> SET EXERCISE
Make an exact copy of the entries, and keep any pictures out of it.

Data entries:
-------------------------

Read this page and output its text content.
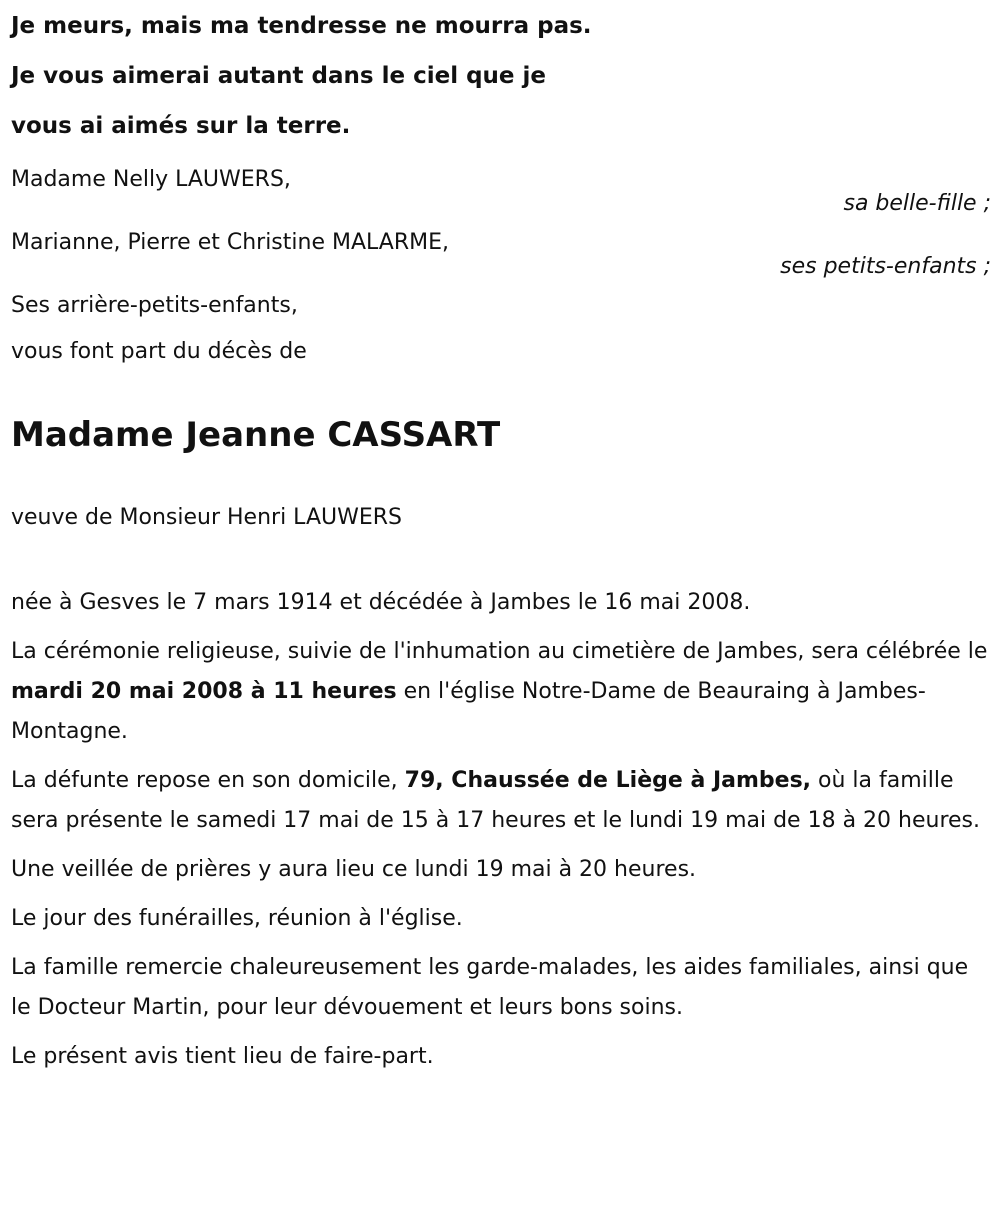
Je meurs, mais ma tendresse ne mourra pas.
Je vous aimerai autant dans le ciel que je
vous ai aimés sur la terre.
Madame Nelly LAUWERS,
sa belle-fille ;
Marianne, Pierre et Christine MALARME,
ses petits-enfants ;
Ses arrière-petits-enfants,
vous font part du décès de
Madame Jeanne CASSART
veuve de Monsieur Henri LAUWERS

née à Gesves le 7 mars 1914 et décédée à Jambes le 16 mai 2008.

La cérémonie religieuse, suivie de l'inhumation au cimetière de Jambes, sera célébrée le mardi 20 mai 2008 à 11 heures en l'église Notre-Dame de Beauraing à Jambes-Montagne.

La défunte repose en son domicile, 79, Chaussée de Liège à Jambes, où la famille sera présente le samedi 17 mai de 15 à 17 heures et le lundi 19 mai de 18 à 20 heures.

Une veillée de prières y aura lieu ce lundi 19 mai à 20 heures.

Le jour des funérailles, réunion à l'église.

La famille remercie chaleureusement les garde-malades, les aides familiales, ainsi que le Docteur Martin, pour leur dévouement et leurs bons soins.

Le présent avis tient lieu de faire-part.
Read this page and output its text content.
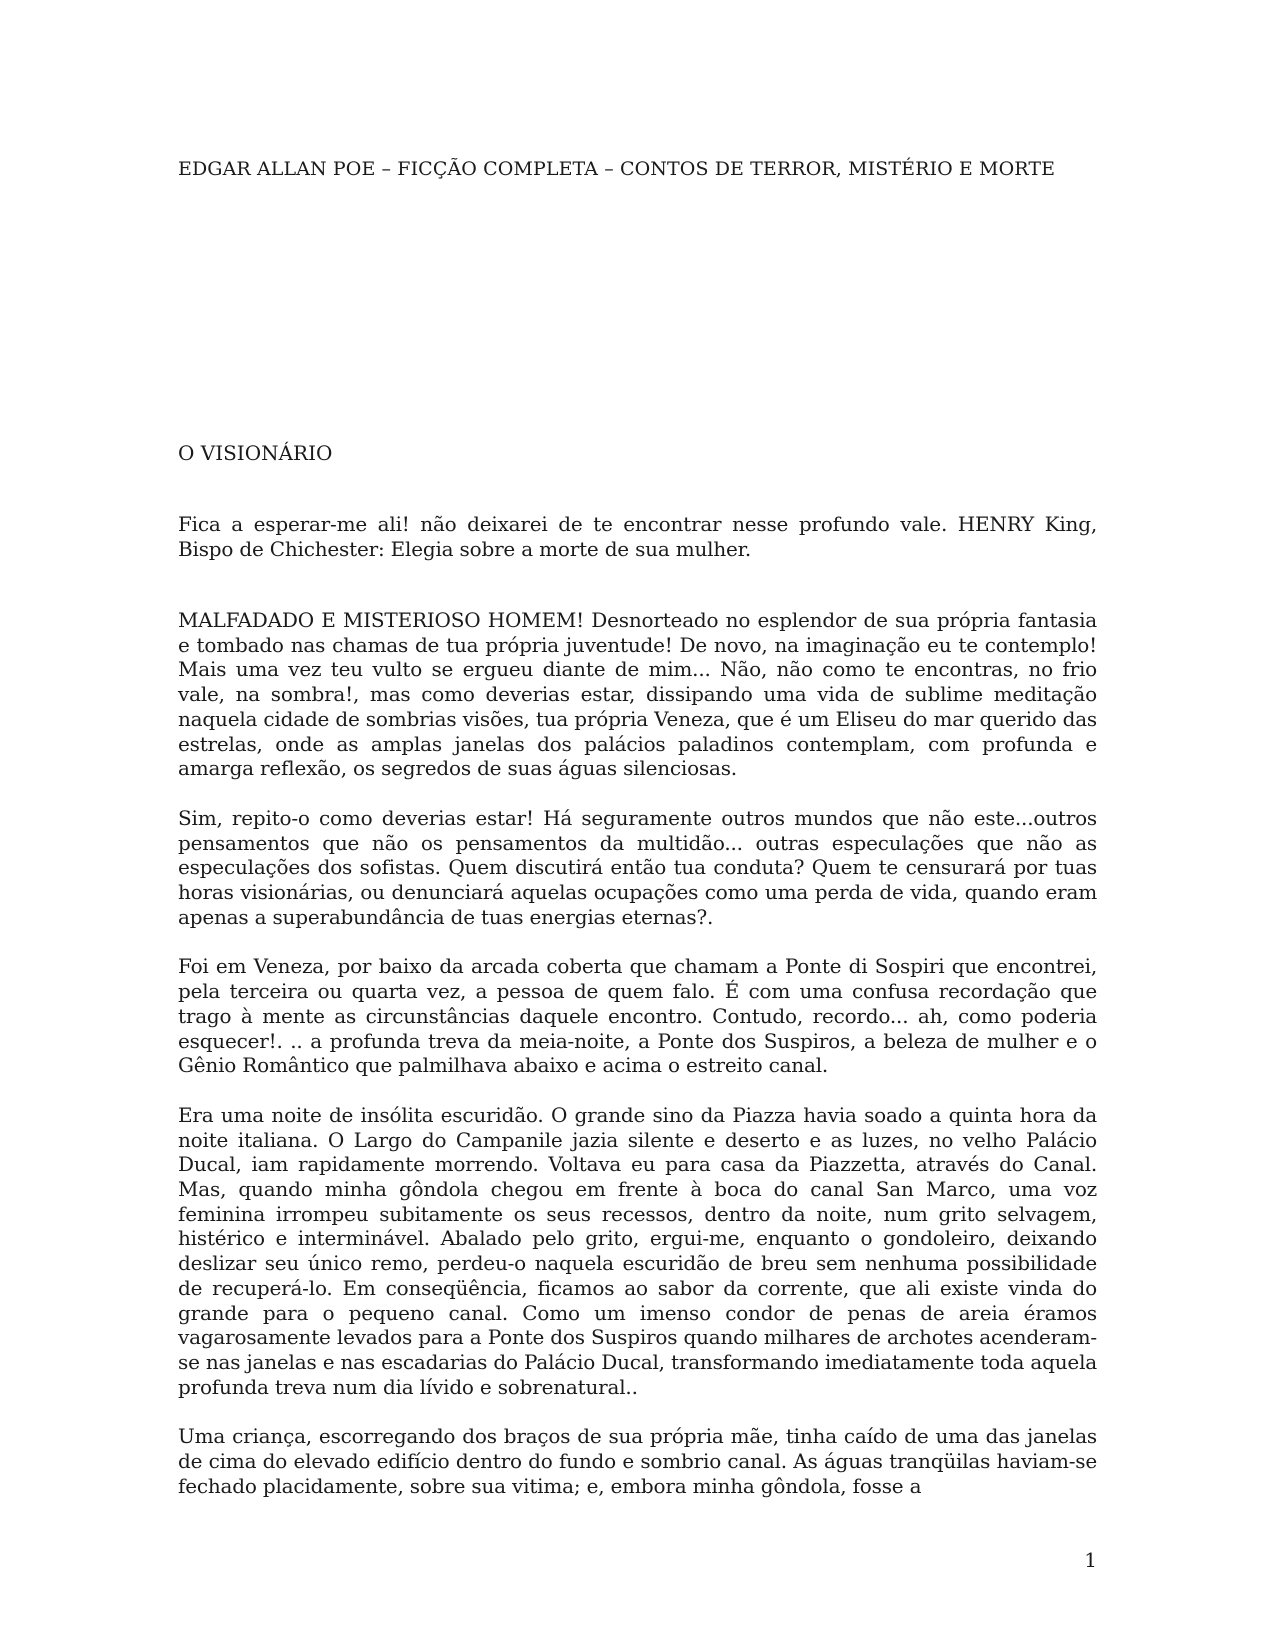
EDGAR ALLAN POE – FICÇÃO COMPLETA – CONTOS DE TERROR, MISTÉRIO E MORTE
O VISIONÁRIO

Fica a esperar-me ali! não deixarei de te encontrar nesse profundo vale. HENRY King, Bispo de Chichester: Elegia sobre a morte de sua mulher.

MALFADADO E MISTERIOSO HOMEM! Desnorteado no esplendor de sua própria fantasia e tombado nas chamas de tua própria juventude! De novo, na imaginação eu te contemplo! Mais uma vez teu vulto se ergueu diante de mim... Não, não como te encontras, no frio vale, na sombra!, mas como deverias estar, dissipando uma vida de sublime meditação naquela cidade de sombrias visões, tua própria Veneza, que é um Eliseu do mar querido das estrelas, onde as amplas janelas dos palácios paladinos contemplam, com profunda e amarga reflexão, os segredos de suas águas silenciosas.

Sim, repito-o como deverias estar! Há seguramente outros mundos que não este...outros pensamentos que não os pensamentos da multidão... outras especulações que não as especulações dos sofistas. Quem discutirá então tua conduta? Quem te censurará por tuas horas visionárias, ou denunciará aquelas ocupações como uma perda de vida, quando eram apenas a superabundância de tuas energias eternas?.

Foi em Veneza, por baixo da arcada coberta que chamam a Ponte di Sospiri que encontrei, pela terceira ou quarta vez, a pessoa de quem falo. É com uma confusa recordação que trago à mente as circunstâncias daquele encontro. Contudo, recordo... ah, como poderia esquecer!. .. a profunda treva da meia-noite, a Ponte dos Suspiros, a beleza de mulher e o Gênio Romântico que palmilhava abaixo e acima o estreito canal.

Era uma noite de insólita escuridão. O grande sino da Piazza havia soado a quinta hora da noite italiana. O Largo do Campanile jazia silente e deserto e as luzes, no velho Palácio Ducal, iam rapidamente morrendo. Voltava eu para casa da Piazzetta, através do Canal. Mas, quando minha gôndola chegou em frente à boca do canal San Marco, uma voz feminina irrompeu subitamente os seus recessos, dentro da noite, num grito selvagem, histérico e interminável. Abalado pelo grito, ergui-me, enquanto o gondoleiro, deixando deslizar seu único remo, perdeu-o naquela escuridão de breu sem nenhuma possibilidade de recuperá-lo. Em conseqüência, ficamos ao sabor da corrente, que ali existe vinda do grande para o pequeno canal. Como um imenso condor de penas de areia éramos vagarosamente levados para a Ponte dos Suspiros quando milhares de archotes acenderam-se nas janelas e nas escadarias do Palácio Ducal, transformando imediatamente toda aquela profunda treva num dia lívido e sobrenatural..

Uma criança, escorregando dos braços de sua própria mãe, tinha caído de uma das janelas de cima do elevado edifício dentro do fundo e sombrio canal. As águas tranqüilas haviam-se fechado placidamente, sobre sua vitima; e, embora minha gôndola, fosse a

1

-------------------------

> EXERCISE RESULT
Read this page and output its text content.
Je meurs, mais ma tendresse ne mourra pas.
Je vous aimerai autant dans le ciel que je
vous ai aimés sur la terre.
Madame Nelly LAUWERS,
sa belle-fille ;
Marianne, Pierre et Christine MALARME,
ses petits-enfants ;
Ses arrière-petits-enfants,
vous font part du décès de
Madame Jeanne CASSART
veuve de Monsieur Henri LAUWERS

née à Gesves le 7 mars 1914 et décédée à Jambes le 16 mai 2008.

La cérémonie religieuse, suivie de l'inhumation au cimetière de Jambes, sera célébrée le mardi 20 mai 2008 à 11 heures en l'église Notre-Dame de Beauraing à Jambes-Montagne.

La défunte repose en son domicile, 79, Chaussée de Liège à Jambes, où la famille sera présente le samedi 17 mai de 15 à 17 heures et le lundi 19 mai de 18 à 20 heures.

Une veillée de prières y aura lieu ce lundi 19 mai à 20 heures.

Le jour des funérailles, réunion à l'église.

La famille remercie chaleureusement les garde-malades, les aides familiales, ainsi que le Docteur Martin, pour leur dévouement et leurs bons soins.

Le présent avis tient lieu de faire-part.
Read this page and output its text content.
EDGAR ALLAN POE – FICÇÃO COMPLETA – CONTOS DE TERROR, MISTÉRIO E MORTE
O VISIONÁRIO

Fica a esperar-me ali! não deixarei de te encontrar nesse profundo vale. HENRY King, Bispo de Chichester: Elegia sobre a morte de sua mulher.

MALFADADO E MISTERIOSO HOMEM! Desnorteado no esplendor de sua própria fantasia e tombado nas chamas de tua própria juventude! De novo, na imaginação eu te contemplo! Mais uma vez teu vulto se ergueu diante de mim... Não, não como te encontras, no frio vale, na sombra!, mas como deverias estar, dissipando uma vida de sublime meditação naquela cidade de sombrias visões, tua própria Veneza, que é um Eliseu do mar querido das estrelas, onde as amplas janelas dos palácios paladinos contemplam, com profunda e amarga reflexão, os segredos de suas águas silenciosas.

Sim, repito-o como deverias estar! Há seguramente outros mundos que não este...outros pensamentos que não os pensamentos da multidão... outras especulações que não as especulações dos sofistas. Quem discutirá então tua conduta? Quem te censurará por tuas horas visionárias, ou denunciará aquelas ocupações como uma perda de vida, quando eram apenas a superabundância de tuas energias eternas?.

Foi em Veneza, por baixo da arcada coberta que chamam a Ponte di Sospiri que encontrei, pela terceira ou quarta vez, a pessoa de quem falo. É com uma confusa recordação que trago à mente as circunstâncias daquele encontro. Contudo, recordo... ah, como poderia esquecer!. .. a profunda treva da meia-noite, a Ponte dos Suspiros, a beleza de mulher e o Gênio Romântico que palmilhava abaixo e acima o estreito canal.

Era uma noite de insólita escuridão. O grande sino da Piazza havia soado a quinta hora da noite italiana. O Largo do Campanile jazia silente e deserto e as luzes, no velho Palácio Ducal, iam rapidamente morrendo. Voltava eu para casa da Piazzetta, através do Canal. Mas, quando minha gôndola chegou em frente à boca do canal San Marco, uma voz feminina irrompeu subitamente os seus recessos, dentro da noite, num grito selvagem, histérico e interminável. Abalado pelo grito, ergui-me, enquanto o gondoleiro, deixando deslizar seu único remo, perdeu-o naquela escuridão de breu sem nenhuma possibilidade de recuperá-lo. Em conseqüência, ficamos ao sabor da corrente, que ali existe vinda do grande para o pequeno canal. Como um imenso condor de penas de areia éramos vagarosamente levados para a Ponte dos Suspiros quando milhares de archotes acenderam-se nas janelas e nas escadarias do Palácio Ducal, transformando imediatamente toda aquela profunda treva num dia lívido e sobrenatural..

Uma criança, escorregando dos braços de sua própria mãe, tinha caído de uma das janelas de cima do elevado edifício dentro do fundo e sombrio canal. As águas tranqüilas haviam-se fechado placidamente, sobre sua vitima; e, embora minha gôndola, fosse a

1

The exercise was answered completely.